Audio and video performance (HTML)

When you develop an app that uses audio and video, you should be aware of some important performance considerations. This document summarizes key design areas for getting high-performing media playback in Windows Store apps using JavaScript.

HTML5 media elements, specifically the audio tag and video tag, are becoming the standard for media playback on the web. They are also the standard for media playback in a Windows Store app using JavaScript. While the standard APIs are consistent across various web platforms, there are specific areas you should pay attention to when you develop a Windows Store app using JavaScript on the Windows 8. The Windows 8 specific extensions to the audio and video tags have feature-level and performance enhancements that you should be aware of when designing apps.

Enable full-screen video

Full-screen video playback is a typical scenario in an immersive user experience. This can be easily achieved by using the video tag and Cascading Style Sheets (CSS) styles. The following is a sample CSS style.

video {
    position: fixed;
    width: 100%;
    height: 100%;
}

For the best system performance when the video is full-screen, the app should automatically hide all unused web elements, such as the transport controls. Otherwise, this could impact the optimized rendering process. For example, apps can use CSS styles to set the "visibility: hidden" or "display: none" on the transport controls. Alternatively, apps can use CSS z-index to place the video on top of all other elements.

You should avoid using other web elements to make your own letterboxes on the video. This disables some of the optimized rendering enhancements.

━━━━━━

• _Required work_: Reproduce the audio and video performance page above word for word, from its title through its final sentence.

• _Material_:
━━━━━━

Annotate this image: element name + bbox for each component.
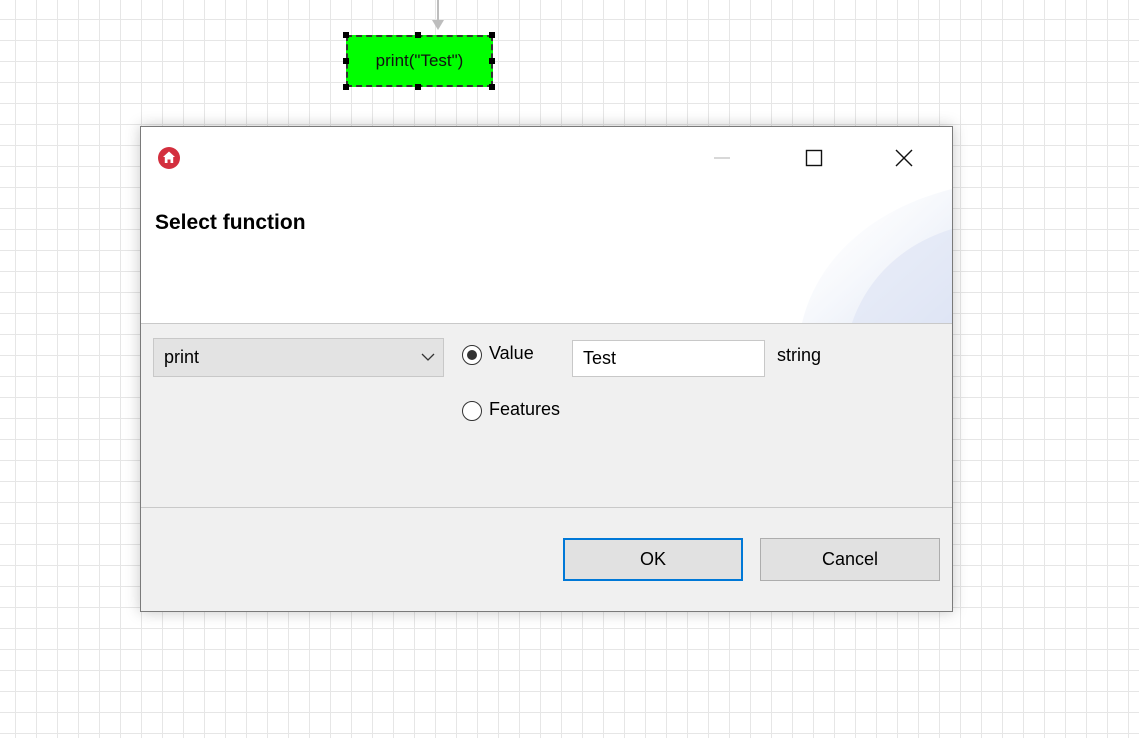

━━━━━━

• _Exercise answer_:
Audio and video performance (HTML)

When you develop an app that uses audio and video, you should be aware of some important performance considerations. This document summarizes key design areas for getting high-performing media playback in Windows Store apps using JavaScript.

HTML5 media elements, specifically the audio tag and video tag, are becoming the standard for media playback on the web. They are also the standard for media playback in a Windows Store app using JavaScript. While the standard APIs are consistent across various web platforms, there are specific areas you should pay attention to when you develop a Windows Store app using JavaScript on the Windows 8. The Windows 8 specific extensions to the audio and video tags have feature-level and performance enhancements that you should be aware of when designing apps.

Enable full-screen video

Full-screen video playback is a typical scenario in an immersive user experience. This can be easily achieved by using the video tag and Cascading Style Sheets (CSS) styles. The following is a sample CSS style.

video {
    position: fixed;
    width: 100%;
    height: 100%;
}

For the best system performance when the video is full-screen, the app should automatically hide all unused web elements, such as the transport controls. Otherwise, this could impact the optimized rendering process. For example, apps can use CSS styles to set the "visibility: hidden" or "display: none" on the transport controls. Alternatively, apps can use CSS z-index to place the video on top of all other elements.

You should avoid using other web elements to make your own letterboxes on the video. This disables some of the optimized rendering enhancements.